Provided material:
* * * * * * *

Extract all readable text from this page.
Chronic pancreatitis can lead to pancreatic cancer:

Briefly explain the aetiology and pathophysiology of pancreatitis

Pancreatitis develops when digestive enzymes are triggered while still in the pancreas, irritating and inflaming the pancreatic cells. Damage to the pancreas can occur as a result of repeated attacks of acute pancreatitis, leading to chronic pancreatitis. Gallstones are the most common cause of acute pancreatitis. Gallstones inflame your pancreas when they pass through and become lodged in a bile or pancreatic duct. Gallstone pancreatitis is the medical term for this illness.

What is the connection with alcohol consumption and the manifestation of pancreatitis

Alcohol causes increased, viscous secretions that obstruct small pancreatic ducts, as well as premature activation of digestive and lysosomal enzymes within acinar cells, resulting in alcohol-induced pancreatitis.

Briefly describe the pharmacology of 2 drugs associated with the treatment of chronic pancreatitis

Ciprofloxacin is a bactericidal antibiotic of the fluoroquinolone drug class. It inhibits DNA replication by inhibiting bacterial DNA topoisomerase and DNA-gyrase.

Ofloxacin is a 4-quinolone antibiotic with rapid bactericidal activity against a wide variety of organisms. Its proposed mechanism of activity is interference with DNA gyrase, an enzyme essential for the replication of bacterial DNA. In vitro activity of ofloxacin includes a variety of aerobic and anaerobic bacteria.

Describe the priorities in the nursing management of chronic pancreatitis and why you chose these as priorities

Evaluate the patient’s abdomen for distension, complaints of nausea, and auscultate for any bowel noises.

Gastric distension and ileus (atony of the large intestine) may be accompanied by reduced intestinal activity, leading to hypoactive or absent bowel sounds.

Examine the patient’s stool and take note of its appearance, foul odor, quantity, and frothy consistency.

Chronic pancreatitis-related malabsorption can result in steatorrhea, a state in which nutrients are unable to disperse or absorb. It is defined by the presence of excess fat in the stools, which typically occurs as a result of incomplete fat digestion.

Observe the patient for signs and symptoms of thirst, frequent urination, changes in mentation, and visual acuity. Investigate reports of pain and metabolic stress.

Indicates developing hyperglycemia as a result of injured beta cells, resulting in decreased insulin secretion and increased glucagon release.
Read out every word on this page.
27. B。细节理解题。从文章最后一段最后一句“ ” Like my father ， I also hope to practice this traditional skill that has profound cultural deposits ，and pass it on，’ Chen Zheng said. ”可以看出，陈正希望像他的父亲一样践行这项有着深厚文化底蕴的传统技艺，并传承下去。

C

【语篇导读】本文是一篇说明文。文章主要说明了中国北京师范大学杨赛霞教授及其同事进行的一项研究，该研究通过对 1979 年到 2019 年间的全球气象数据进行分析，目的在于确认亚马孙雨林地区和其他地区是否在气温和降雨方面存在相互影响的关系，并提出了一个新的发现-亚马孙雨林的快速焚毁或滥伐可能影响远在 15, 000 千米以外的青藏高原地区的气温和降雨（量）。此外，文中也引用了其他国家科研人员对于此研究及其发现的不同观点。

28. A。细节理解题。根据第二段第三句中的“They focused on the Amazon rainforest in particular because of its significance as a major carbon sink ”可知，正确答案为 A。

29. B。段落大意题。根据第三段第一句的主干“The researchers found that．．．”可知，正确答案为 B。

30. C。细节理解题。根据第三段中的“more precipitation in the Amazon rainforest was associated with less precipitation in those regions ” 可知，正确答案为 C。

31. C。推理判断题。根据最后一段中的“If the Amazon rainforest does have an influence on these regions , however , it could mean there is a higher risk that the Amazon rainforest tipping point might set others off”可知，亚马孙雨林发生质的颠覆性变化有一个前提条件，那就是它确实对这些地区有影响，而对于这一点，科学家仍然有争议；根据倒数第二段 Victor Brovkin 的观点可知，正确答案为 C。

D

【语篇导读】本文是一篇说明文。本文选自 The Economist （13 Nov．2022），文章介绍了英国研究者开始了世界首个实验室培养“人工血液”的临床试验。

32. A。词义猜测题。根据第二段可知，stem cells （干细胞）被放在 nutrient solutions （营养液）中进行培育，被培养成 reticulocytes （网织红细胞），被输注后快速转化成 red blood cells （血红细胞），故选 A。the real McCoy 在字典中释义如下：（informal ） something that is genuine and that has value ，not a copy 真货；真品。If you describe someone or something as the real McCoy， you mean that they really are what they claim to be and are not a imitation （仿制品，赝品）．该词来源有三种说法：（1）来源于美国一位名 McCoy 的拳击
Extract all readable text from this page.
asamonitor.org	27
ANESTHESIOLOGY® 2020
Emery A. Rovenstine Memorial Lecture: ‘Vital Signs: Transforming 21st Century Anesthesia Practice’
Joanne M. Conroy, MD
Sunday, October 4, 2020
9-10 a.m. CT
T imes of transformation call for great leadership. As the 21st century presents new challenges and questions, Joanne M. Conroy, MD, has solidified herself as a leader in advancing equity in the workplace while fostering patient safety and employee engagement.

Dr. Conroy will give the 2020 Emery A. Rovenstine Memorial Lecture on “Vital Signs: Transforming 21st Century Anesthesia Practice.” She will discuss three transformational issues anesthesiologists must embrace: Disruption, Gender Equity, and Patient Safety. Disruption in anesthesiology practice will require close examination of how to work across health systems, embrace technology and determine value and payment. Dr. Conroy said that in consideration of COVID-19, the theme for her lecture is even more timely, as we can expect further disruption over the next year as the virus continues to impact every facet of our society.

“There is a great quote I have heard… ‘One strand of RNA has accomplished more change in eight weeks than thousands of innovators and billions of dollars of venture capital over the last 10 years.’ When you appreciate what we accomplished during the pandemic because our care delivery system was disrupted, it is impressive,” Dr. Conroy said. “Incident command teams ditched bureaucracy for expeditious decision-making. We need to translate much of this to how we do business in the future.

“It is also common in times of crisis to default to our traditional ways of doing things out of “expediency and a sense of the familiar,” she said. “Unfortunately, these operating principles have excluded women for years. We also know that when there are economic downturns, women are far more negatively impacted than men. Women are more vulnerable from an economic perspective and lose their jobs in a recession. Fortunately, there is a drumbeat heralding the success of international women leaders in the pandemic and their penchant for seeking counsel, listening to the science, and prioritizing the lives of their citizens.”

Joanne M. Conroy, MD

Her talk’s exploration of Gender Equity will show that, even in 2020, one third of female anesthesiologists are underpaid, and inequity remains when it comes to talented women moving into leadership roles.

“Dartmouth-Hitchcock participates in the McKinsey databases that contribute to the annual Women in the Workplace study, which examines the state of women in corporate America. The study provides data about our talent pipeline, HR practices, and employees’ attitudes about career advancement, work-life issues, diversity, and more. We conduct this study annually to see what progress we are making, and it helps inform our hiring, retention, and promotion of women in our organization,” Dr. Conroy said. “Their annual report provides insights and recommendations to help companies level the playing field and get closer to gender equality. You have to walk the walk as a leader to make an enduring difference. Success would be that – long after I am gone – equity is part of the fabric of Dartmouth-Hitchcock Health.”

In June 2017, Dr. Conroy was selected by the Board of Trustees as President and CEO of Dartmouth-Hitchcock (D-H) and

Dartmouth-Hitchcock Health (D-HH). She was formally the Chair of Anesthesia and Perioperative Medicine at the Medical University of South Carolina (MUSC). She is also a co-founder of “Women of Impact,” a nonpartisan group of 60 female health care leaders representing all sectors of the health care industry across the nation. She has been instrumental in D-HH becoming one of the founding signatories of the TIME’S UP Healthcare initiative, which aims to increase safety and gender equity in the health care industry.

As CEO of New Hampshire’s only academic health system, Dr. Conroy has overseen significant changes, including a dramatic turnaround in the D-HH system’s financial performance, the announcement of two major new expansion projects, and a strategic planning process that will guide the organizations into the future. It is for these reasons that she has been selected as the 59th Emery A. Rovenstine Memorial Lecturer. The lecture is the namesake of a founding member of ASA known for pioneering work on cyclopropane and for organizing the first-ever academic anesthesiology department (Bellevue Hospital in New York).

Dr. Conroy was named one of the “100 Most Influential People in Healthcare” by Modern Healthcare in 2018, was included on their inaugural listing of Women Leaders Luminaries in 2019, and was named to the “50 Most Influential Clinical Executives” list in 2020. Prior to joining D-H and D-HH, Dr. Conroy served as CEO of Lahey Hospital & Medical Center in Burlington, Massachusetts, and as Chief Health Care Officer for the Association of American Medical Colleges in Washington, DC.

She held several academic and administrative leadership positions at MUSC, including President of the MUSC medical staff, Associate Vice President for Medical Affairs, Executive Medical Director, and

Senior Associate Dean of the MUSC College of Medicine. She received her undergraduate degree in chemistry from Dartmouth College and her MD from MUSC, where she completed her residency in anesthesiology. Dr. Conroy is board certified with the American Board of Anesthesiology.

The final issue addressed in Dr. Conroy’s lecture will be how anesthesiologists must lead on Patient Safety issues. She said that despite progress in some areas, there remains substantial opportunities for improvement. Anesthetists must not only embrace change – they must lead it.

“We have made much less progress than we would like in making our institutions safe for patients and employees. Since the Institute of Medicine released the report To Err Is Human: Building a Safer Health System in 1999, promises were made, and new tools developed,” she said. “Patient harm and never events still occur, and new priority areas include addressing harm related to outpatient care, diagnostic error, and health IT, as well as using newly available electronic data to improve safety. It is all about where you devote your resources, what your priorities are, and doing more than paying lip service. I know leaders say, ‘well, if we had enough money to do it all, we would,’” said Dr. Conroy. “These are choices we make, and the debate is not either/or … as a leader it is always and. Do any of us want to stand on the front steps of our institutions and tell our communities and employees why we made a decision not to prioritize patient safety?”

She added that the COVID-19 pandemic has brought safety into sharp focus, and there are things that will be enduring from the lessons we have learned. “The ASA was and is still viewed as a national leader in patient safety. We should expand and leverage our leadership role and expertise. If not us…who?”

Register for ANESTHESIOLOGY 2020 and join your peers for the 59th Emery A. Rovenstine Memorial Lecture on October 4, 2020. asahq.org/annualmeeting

* * * * * * *

What to produce:
Across the records above, show each line containing the word "bactericidal".

Problem solution:
Ciprofloxacin is a bactericidal antibiotic of the fluoroquinolone drug class. It inhibits DNA replication by inhibiting bacterial DNA topoisomerase and DNA-gyrase.
Ofloxacin is a 4-quinolone antibiotic with rapid bactericidal activity against a wide variety of organisms. Its proposed mechanism of activity is interference with DNA gyrase, an enzyme essential for the replication of bacterial DNA. In vitro activity of ofloxacin includes a variety of aerobic and anaerobic bacteria.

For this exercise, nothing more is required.